* BEGIN SUPPLIED DATA *

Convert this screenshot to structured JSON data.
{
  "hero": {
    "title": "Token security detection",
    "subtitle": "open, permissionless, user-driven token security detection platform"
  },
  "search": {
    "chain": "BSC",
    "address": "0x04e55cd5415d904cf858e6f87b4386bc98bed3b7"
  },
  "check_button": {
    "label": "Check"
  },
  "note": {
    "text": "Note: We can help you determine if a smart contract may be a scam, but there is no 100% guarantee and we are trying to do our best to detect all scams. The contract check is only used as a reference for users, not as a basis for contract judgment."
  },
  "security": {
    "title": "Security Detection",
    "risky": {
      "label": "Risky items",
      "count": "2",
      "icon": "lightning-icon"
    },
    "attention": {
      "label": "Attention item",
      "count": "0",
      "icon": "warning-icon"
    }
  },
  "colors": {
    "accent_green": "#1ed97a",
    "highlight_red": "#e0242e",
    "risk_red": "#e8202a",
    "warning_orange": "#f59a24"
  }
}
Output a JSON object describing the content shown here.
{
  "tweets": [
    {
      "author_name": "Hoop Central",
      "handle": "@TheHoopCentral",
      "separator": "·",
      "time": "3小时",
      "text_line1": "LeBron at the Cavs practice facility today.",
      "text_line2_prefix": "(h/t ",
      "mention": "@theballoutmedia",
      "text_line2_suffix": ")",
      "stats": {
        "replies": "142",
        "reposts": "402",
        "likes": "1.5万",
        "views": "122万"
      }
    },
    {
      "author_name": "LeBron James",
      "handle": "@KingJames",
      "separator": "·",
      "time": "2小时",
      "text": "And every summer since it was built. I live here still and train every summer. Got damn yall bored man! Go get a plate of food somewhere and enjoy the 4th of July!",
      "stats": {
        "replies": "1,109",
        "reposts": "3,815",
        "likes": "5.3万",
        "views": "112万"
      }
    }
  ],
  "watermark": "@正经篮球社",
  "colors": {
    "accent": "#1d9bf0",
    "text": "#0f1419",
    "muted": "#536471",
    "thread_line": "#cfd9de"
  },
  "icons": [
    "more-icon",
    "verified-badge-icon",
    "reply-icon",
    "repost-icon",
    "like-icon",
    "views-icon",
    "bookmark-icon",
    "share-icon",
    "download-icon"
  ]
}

* END SUPPLIED DATA *

--- GOAL ---
Restate each record word for word.

--- IN RESPONSE ---
Convert this screenshot to structured JSON data.
{
  "hero": {
    "title": "Token security detection",
    "subtitle": "open, permissionless, user-driven token security detection platform"
  },
  "search": {
    "chain": "BSC",
    "address": "0x04e55cd5415d904cf858e6f87b4386bc98bed3b7"
  },
  "check_button": {
    "label": "Check"
  },
  "note": {
    "text": "Note: We can help you determine if a smart contract may be a scam, but there is no 100% guarantee and we are trying to do our best to detect all scams. The contract check is only used as a reference for users, not as a basis for contract judgment."
  },
  "security": {
    "title": "Security Detection",
    "risky": {
      "label": "Risky items",
      "count": "2",
      "icon": "lightning-icon"
    },
    "attention": {
      "label": "Attention item",
      "count": "0",
      "icon": "warning-icon"
    }
  },
  "colors": {
    "accent_green": "#1ed97a",
    "highlight_red": "#e0242e",
    "risk_red": "#e8202a",
    "warning_orange": "#f59a24"
  }
}
Output a JSON object describing the content shown here.
{
  "tweets": [
    {
      "author_name": "Hoop Central",
      "handle": "@TheHoopCentral",
      "separator": "·",
      "time": "3小时",
      "text_line1": "LeBron at the Cavs practice facility today.",
      "text_line2_prefix": "(h/t ",
      "mention": "@theballoutmedia",
      "text_line2_suffix": ")",
      "stats": {
        "replies": "142",
        "reposts": "402",
        "likes": "1.5万",
        "views": "122万"
      }
    },
    {
      "author_name": "LeBron James",
      "handle": "@KingJames",
      "separator": "·",
      "time": "2小时",
      "text": "And every summer since it was built. I live here still and train every summer. Got damn yall bored man! Go get a plate of food somewhere and enjoy the 4th of July!",
      "stats": {
        "replies": "1,109",
        "reposts": "3,815",
        "likes": "5.3万",
        "views": "112万"
      }
    }
  ],
  "watermark": "@正经篮球社",
  "colors": {
    "accent": "#1d9bf0",
    "text": "#0f1419",
    "muted": "#536471",
    "thread_line": "#cfd9de"
  },
  "icons": [
    "more-icon",
    "verified-badge-icon",
    "reply-icon",
    "repost-icon",
    "like-icon",
    "views-icon",
    "bookmark-icon",
    "share-icon",
    "download-icon"
  ]
}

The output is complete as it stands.